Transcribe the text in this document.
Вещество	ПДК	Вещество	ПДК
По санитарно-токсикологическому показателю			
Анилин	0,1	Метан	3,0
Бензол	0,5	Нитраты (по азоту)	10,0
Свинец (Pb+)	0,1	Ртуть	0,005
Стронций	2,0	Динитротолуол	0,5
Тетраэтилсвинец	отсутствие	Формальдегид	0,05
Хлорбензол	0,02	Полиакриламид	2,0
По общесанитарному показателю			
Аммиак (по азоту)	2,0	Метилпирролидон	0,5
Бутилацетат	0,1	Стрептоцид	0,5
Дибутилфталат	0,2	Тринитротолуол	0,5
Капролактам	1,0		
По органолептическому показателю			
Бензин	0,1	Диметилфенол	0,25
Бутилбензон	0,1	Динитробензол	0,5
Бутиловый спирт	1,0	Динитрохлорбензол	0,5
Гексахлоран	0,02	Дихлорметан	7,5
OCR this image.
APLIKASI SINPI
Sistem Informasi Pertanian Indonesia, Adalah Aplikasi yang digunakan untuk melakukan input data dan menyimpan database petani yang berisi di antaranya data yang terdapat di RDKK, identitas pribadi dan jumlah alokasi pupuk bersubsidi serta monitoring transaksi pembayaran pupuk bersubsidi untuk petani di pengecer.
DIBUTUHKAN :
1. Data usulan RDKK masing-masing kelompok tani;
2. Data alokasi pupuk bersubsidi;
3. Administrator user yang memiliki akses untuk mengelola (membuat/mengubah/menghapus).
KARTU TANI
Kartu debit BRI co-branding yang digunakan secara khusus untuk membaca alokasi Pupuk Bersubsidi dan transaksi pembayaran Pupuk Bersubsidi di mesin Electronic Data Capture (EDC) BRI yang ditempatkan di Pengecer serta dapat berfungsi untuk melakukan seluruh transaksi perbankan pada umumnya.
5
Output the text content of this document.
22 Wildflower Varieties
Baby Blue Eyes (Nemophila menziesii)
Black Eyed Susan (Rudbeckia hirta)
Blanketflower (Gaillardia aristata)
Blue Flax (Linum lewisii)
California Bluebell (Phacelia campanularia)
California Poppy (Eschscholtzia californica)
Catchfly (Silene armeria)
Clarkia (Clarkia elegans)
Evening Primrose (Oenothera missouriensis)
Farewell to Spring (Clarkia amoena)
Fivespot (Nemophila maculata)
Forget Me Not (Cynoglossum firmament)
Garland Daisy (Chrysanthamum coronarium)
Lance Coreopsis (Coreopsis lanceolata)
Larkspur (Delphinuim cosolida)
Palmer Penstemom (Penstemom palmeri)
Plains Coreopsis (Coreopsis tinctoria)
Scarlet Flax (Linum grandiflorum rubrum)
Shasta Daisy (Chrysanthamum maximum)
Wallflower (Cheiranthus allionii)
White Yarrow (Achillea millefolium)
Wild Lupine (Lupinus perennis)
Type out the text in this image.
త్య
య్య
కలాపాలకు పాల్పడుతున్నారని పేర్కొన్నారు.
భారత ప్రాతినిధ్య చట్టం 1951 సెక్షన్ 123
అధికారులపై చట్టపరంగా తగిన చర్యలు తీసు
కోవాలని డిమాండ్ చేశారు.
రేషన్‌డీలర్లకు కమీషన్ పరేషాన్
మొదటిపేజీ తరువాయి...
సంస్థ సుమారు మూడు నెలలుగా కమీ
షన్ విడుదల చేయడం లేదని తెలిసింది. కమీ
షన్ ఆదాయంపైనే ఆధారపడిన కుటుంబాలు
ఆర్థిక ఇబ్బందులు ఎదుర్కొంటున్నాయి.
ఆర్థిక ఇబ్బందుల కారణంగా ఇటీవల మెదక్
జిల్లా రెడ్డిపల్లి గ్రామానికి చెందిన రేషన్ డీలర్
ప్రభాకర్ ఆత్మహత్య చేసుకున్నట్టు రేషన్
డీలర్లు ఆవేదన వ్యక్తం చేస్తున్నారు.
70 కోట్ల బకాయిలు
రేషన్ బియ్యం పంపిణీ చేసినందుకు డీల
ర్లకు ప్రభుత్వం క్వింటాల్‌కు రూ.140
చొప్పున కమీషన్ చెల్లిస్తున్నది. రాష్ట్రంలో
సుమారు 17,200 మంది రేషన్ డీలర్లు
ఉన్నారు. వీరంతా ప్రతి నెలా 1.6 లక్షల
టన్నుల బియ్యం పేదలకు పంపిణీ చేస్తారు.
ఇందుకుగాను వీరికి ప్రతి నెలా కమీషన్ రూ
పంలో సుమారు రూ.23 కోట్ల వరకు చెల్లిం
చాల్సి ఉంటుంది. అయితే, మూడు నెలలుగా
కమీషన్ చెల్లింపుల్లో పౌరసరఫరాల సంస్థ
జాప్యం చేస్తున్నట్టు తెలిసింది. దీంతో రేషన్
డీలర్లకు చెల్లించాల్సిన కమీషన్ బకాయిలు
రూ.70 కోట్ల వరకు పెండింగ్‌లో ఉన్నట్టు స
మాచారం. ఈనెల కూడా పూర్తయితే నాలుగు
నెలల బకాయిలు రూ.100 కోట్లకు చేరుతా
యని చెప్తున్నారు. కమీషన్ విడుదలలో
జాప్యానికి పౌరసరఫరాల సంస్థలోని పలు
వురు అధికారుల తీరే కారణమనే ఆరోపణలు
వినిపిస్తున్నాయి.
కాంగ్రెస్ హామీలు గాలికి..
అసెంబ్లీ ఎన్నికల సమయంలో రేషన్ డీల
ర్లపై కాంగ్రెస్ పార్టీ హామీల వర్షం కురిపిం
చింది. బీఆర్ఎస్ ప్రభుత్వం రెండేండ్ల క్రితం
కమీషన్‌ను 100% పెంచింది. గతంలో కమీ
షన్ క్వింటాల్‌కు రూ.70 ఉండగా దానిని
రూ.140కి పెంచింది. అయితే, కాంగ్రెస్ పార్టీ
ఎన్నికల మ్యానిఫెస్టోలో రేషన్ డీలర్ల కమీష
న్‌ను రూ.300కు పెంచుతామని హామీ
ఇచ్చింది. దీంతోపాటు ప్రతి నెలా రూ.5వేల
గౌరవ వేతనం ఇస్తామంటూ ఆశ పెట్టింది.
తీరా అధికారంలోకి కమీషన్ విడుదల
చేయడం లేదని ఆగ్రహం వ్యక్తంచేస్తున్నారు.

- [PROMPT]
Return only the lines running from the line with "Type out the text in this image." to the last line of the records, both included, exactly as written.

- [FULL ANSWER]
Type out the text in this image.
త్య
య్య
కలాపాలకు పాల్పడుతున్నారని పేర్కొన్నారు.
భారత ప్రాతినిధ్య చట్టం 1951 సెక్షన్ 123
అధికారులపై చట్టపరంగా తగిన చర్యలు తీసు
కోవాలని డిమాండ్ చేశారు.
రేషన్‌డీలర్లకు కమీషన్ పరేషాన్
మొదటిపేజీ తరువాయి...
సంస్థ సుమారు మూడు నెలలుగా కమీ
షన్ విడుదల చేయడం లేదని తెలిసింది. కమీ
షన్ ఆదాయంపైనే ఆధారపడిన కుటుంబాలు
ఆర్థిక ఇబ్బందులు ఎదుర్కొంటున్నాయి.
ఆర్థిక ఇబ్బందుల కారణంగా ఇటీవల మెదక్
జిల్లా రెడ్డిపల్లి గ్రామానికి చెందిన రేషన్ డీలర్
ప్రభాకర్ ఆత్మహత్య చేసుకున్నట్టు రేషన్
డీలర్లు ఆవేదన వ్యక్తం చేస్తున్నారు.
70 కోట్ల బకాయిలు
రేషన్ బియ్యం పంపిణీ చేసినందుకు డీల
ర్లకు ప్రభుత్వం క్వింటాల్‌కు రూ.140
చొప్పున కమీషన్ చెల్లిస్తున్నది. రాష్ట్రంలో
సుమారు 17,200 మంది రేషన్ డీలర్లు
ఉన్నారు. వీరంతా ప్రతి నెలా 1.6 లక్షల
టన్నుల బియ్యం పేదలకు పంపిణీ చేస్తారు.
ఇందుకుగాను వీరికి ప్రతి నెలా కమీషన్ రూ
పంలో సుమారు రూ.23 కోట్ల వరకు చెల్లిం
చాల్సి ఉంటుంది. అయితే, మూడు నెలలుగా
కమీషన్ చెల్లింపుల్లో పౌరసరఫరాల సంస్థ
జాప్యం చేస్తున్నట్టు తెలిసింది. దీంతో రేషన్
డీలర్లకు చెల్లించాల్సిన కమీషన్ బకాయిలు
రూ.70 కోట్ల వరకు పెండింగ్‌లో ఉన్నట్టు స
మాచారం. ఈనెల కూడా పూర్తయితే నాలుగు
నెలల బకాయిలు రూ.100 కోట్లకు చేరుతా
యని చెప్తున్నారు. కమీషన్ విడుదలలో
జాప్యానికి పౌరసరఫరాల సంస్థలోని పలు
వురు అధికారుల తీరే కారణమనే ఆరోపణలు
వినిపిస్తున్నాయి.
కాంగ్రెస్ హామీలు గాలికి..
అసెంబ్లీ ఎన్నికల సమయంలో రేషన్ డీల
ర్లపై కాంగ్రెస్ పార్టీ హామీల వర్షం కురిపిం
చింది. బీఆర్ఎస్ ప్రభుత్వం రెండేండ్ల క్రితం
కమీషన్‌ను 100% పెంచింది. గతంలో కమీ
షన్ క్వింటాల్‌కు రూ.70 ఉండగా దానిని
రూ.140కి పెంచింది. అయితే, కాంగ్రెస్ పార్టీ
ఎన్నికల మ్యానిఫెస్టోలో రేషన్ డీలర్ల కమీష
న్‌ను రూ.300కు పెంచుతామని హామీ
ఇచ్చింది. దీంతోపాటు ప్రతి నెలా రూ.5వేల
గౌరవ వేతనం ఇస్తామంటూ ఆశ పెట్టింది.
తీరా అధికారంలోకి కమీషన్ విడుదల
చేయడం లేదని ఆగ్రహం వ్యక్తంచేస్తున్నారు.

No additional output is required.